◆ Work to do:
Extract all records. Keep each one exact.
•••••
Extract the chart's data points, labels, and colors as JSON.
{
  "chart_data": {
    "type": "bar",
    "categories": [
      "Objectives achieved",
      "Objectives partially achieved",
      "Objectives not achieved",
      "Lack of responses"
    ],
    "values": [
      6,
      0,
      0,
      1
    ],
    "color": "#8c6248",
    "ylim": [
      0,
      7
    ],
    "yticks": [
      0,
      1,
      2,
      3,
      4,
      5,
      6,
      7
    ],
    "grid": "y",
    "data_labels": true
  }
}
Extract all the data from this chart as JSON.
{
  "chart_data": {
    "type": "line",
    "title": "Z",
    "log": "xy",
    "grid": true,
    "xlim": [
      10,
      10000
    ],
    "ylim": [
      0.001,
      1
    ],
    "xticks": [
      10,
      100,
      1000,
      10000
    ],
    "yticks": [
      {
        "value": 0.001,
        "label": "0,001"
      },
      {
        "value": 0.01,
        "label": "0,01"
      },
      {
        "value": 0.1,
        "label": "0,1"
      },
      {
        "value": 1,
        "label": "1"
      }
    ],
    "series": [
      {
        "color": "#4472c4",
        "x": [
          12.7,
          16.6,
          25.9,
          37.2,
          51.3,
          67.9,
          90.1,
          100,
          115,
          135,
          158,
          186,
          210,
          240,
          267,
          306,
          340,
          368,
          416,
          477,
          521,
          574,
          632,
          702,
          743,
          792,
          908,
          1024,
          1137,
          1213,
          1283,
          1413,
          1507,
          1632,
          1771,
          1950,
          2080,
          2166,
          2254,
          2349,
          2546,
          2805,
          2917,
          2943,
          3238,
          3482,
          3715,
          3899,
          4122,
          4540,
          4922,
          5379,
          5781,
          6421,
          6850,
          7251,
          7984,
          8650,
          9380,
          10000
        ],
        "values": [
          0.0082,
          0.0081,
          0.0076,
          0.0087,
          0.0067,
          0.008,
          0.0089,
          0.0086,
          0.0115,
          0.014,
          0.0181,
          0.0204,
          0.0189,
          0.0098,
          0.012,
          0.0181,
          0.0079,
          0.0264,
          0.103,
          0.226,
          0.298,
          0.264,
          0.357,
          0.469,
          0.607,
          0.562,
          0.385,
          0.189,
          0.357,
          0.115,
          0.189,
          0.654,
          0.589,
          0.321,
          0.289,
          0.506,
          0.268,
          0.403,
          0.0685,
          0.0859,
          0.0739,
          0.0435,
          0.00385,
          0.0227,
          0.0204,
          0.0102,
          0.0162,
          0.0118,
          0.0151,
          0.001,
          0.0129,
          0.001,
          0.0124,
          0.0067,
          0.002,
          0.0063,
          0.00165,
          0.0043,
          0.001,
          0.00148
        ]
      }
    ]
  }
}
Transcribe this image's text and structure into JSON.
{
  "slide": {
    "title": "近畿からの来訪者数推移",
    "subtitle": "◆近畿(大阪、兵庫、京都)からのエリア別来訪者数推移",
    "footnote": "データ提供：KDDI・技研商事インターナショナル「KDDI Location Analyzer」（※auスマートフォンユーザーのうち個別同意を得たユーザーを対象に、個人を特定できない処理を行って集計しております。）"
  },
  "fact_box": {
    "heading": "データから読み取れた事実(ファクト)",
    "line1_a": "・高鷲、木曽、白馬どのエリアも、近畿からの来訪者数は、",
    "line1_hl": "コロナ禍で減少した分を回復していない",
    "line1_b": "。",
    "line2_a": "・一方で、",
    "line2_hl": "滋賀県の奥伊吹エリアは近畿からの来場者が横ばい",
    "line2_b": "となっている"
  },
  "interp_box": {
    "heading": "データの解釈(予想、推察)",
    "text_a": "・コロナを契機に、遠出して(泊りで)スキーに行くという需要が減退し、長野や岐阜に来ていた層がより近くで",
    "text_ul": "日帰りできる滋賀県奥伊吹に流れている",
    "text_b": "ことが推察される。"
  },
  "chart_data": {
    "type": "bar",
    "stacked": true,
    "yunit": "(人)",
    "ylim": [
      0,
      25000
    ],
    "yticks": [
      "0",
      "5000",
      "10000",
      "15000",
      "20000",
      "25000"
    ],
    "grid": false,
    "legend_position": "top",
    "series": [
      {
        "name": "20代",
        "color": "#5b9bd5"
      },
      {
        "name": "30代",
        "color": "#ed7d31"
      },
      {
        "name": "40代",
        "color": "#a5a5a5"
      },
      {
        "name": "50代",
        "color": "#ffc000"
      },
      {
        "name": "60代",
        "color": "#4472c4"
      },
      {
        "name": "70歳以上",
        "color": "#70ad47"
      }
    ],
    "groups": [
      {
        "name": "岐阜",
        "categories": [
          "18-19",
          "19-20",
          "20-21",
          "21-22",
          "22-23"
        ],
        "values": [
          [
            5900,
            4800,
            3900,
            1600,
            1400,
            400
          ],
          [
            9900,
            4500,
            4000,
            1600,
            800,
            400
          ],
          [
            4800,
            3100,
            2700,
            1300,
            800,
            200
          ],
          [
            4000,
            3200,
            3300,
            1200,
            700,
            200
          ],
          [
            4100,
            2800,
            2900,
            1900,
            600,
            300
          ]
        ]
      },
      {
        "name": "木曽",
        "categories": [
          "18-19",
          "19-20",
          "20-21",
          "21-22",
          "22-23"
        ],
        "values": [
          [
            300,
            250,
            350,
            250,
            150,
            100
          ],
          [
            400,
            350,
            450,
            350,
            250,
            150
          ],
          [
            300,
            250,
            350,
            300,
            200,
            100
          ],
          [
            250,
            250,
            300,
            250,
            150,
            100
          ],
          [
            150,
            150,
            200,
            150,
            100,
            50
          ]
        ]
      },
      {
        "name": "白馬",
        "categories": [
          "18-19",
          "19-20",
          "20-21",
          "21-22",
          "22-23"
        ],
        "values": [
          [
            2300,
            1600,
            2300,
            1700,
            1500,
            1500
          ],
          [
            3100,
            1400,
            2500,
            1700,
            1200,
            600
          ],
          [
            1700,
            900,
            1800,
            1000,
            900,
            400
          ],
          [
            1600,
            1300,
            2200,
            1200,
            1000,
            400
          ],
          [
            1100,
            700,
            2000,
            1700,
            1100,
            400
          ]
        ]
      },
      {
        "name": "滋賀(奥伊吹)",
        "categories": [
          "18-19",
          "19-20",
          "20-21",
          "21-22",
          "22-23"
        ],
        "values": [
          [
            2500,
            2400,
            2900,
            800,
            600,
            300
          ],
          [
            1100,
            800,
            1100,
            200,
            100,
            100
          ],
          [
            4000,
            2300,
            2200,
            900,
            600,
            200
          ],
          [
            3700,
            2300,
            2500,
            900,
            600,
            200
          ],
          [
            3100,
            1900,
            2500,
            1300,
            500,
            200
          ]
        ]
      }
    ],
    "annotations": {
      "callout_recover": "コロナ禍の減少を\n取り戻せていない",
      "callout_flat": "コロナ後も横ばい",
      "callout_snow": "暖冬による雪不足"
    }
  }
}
•••••
◆ Task result:
Extract the chart's data points, labels, and colors as JSON.
{
  "chart_data": {
    "type": "bar",
    "categories": [
      "Objectives achieved",
      "Objectives partially achieved",
      "Objectives not achieved",
      "Lack of responses"
    ],
    "values": [
      6,
      0,
      0,
      1
    ],
    "color": "#8c6248",
    "ylim": [
      0,
      7
    ],
    "yticks": [
      0,
      1,
      2,
      3,
      4,
      5,
      6,
      7
    ],
    "grid": "y",
    "data_labels": true
  }
}
Extract all the data from this chart as JSON.
{
  "chart_data": {
    "type": "line",
    "title": "Z",
    "log": "xy",
    "grid": true,
    "xlim": [
      10,
      10000
    ],
    "ylim": [
      0.001,
      1
    ],
    "xticks": [
      10,
      100,
      1000,
      10000
    ],
    "yticks": [
      {
        "value": 0.001,
        "label": "0,001"
      },
      {
        "value": 0.01,
        "label": "0,01"
      },
      {
        "value": 0.1,
        "label": "0,1"
      },
      {
        "value": 1,
        "label": "1"
      }
    ],
    "series": [
      {
        "color": "#4472c4",
        "x": [
          12.7,
          16.6,
          25.9,
          37.2,
          51.3,
          67.9,
          90.1,
          100,
          115,
          135,
          158,
          186,
          210,
          240,
          267,
          306,
          340,
          368,
          416,
          477,
          521,
          574,
          632,
          702,
          743,
          792,
          908,
          1024,
          1137,
          1213,
          1283,
          1413,
          1507,
          1632,
          1771,
          1950,
          2080,
          2166,
          2254,
          2349,
          2546,
          2805,
          2917,
          2943,
          3238,
          3482,
          3715,
          3899,
          4122,
          4540,
          4922,
          5379,
          5781,
          6421,
          6850,
          7251,
          7984,
          8650,
          9380,
          10000
        ],
        "values": [
          0.0082,
          0.0081,
          0.0076,
          0.0087,
          0.0067,
          0.008,
          0.0089,
          0.0086,
          0.0115,
          0.014,
          0.0181,
          0.0204,
          0.0189,
          0.0098,
          0.012,
          0.0181,
          0.0079,
          0.0264,
          0.103,
          0.226,
          0.298,
          0.264,
          0.357,
          0.469,
          0.607,
          0.562,
          0.385,
          0.189,
          0.357,
          0.115,
          0.189,
          0.654,
          0.589,
          0.321,
          0.289,
          0.506,
          0.268,
          0.403,
          0.0685,
          0.0859,
          0.0739,
          0.0435,
          0.00385,
          0.0227,
          0.0204,
          0.0102,
          0.0162,
          0.0118,
          0.0151,
          0.001,
          0.0129,
          0.001,
          0.0124,
          0.0067,
          0.002,
          0.0063,
          0.00165,
          0.0043,
          0.001,
          0.00148
        ]
      }
    ]
  }
}
Transcribe this image's text and structure into JSON.
{
  "slide": {
    "title": "近畿からの来訪者数推移",
    "subtitle": "◆近畿(大阪、兵庫、京都)からのエリア別来訪者数推移",
    "footnote": "データ提供：KDDI・技研商事インターナショナル「KDDI Location Analyzer」（※auスマートフォンユーザーのうち個別同意を得たユーザーを対象に、個人を特定できない処理を行って集計しております。）"
  },
  "fact_box": {
    "heading": "データから読み取れた事実(ファクト)",
    "line1_a": "・高鷲、木曽、白馬どのエリアも、近畿からの来訪者数は、",
    "line1_hl": "コロナ禍で減少した分を回復していない",
    "line1_b": "。",
    "line2_a": "・一方で、",
    "line2_hl": "滋賀県の奥伊吹エリアは近畿からの来場者が横ばい",
    "line2_b": "となっている"
  },
  "interp_box": {
    "heading": "データの解釈(予想、推察)",
    "text_a": "・コロナを契機に、遠出して(泊りで)スキーに行くという需要が減退し、長野や岐阜に来ていた層がより近くで",
    "text_ul": "日帰りできる滋賀県奥伊吹に流れている",
    "text_b": "ことが推察される。"
  },
  "chart_data": {
    "type": "bar",
    "stacked": true,
    "yunit": "(人)",
    "ylim": [
      0,
      25000
    ],
    "yticks": [
      "0",
      "5000",
      "10000",
      "15000",
      "20000",
      "25000"
    ],
    "grid": false,
    "legend_position": "top",
    "series": [
      {
        "name": "20代",
        "color": "#5b9bd5"
      },
      {
        "name": "30代",
        "color": "#ed7d31"
      },
      {
        "name": "40代",
        "color": "#a5a5a5"
      },
      {
        "name": "50代",
        "color": "#ffc000"
      },
      {
        "name": "60代",
        "color": "#4472c4"
      },
      {
        "name": "70歳以上",
        "color": "#70ad47"
      }
    ],
    "groups": [
      {
        "name": "岐阜",
        "categories": [
          "18-19",
          "19-20",
          "20-21",
          "21-22",
          "22-23"
        ],
        "values": [
          [
            5900,
            4800,
            3900,
            1600,
            1400,
            400
          ],
          [
            9900,
            4500,
            4000,
            1600,
            800,
            400
          ],
          [
            4800,
            3100,
            2700,
            1300,
            800,
            200
          ],
          [
            4000,
            3200,
            3300,
            1200,
            700,
            200
          ],
          [
            4100,
            2800,
            2900,
            1900,
            600,
            300
          ]
        ]
      },
      {
        "name": "木曽",
        "categories": [
          "18-19",
          "19-20",
          "20-21",
          "21-22",
          "22-23"
        ],
        "values": [
          [
            300,
            250,
            350,
            250,
            150,
            100
          ],
          [
            400,
            350,
            450,
            350,
            250,
            150
          ],
          [
            300,
            250,
            350,
            300,
            200,
            100
          ],
          [
            250,
            250,
            300,
            250,
            150,
            100
          ],
          [
            150,
            150,
            200,
            150,
            100,
            50
          ]
        ]
      },
      {
        "name": "白馬",
        "categories": [
          "18-19",
          "19-20",
          "20-21",
          "21-22",
          "22-23"
        ],
        "values": [
          [
            2300,
            1600,
            2300,
            1700,
            1500,
            1500
          ],
          [
            3100,
            1400,
            2500,
            1700,
            1200,
            600
          ],
          [
            1700,
            900,
            1800,
            1000,
            900,
            400
          ],
          [
            1600,
            1300,
            2200,
            1200,
            1000,
            400
          ],
          [
            1100,
            700,
            2000,
            1700,
            1100,
            400
          ]
        ]
      },
      {
        "name": "滋賀(奥伊吹)",
        "categories": [
          "18-19",
          "19-20",
          "20-21",
          "21-22",
          "22-23"
        ],
        "values": [
          [
            2500,
            2400,
            2900,
            800,
            600,
            300
          ],
          [
            1100,
            800,
            1100,
            200,
            100,
            100
          ],
          [
            4000,
            2300,
            2200,
            900,
            600,
            200
          ],
          [
            3700,
            2300,
            2500,
            900,
            600,
            200
          ],
          [
            3100,
            1900,
            2500,
            1300,
            500,
            200
          ]
        ]
      }
    ],
    "annotations": {
      "callout_recover": "コロナ禍の減少を\n取り戻せていない",
      "callout_flat": "コロナ後も横ばい",
      "callout_snow": "暖冬による雪不足"
    }
  }
}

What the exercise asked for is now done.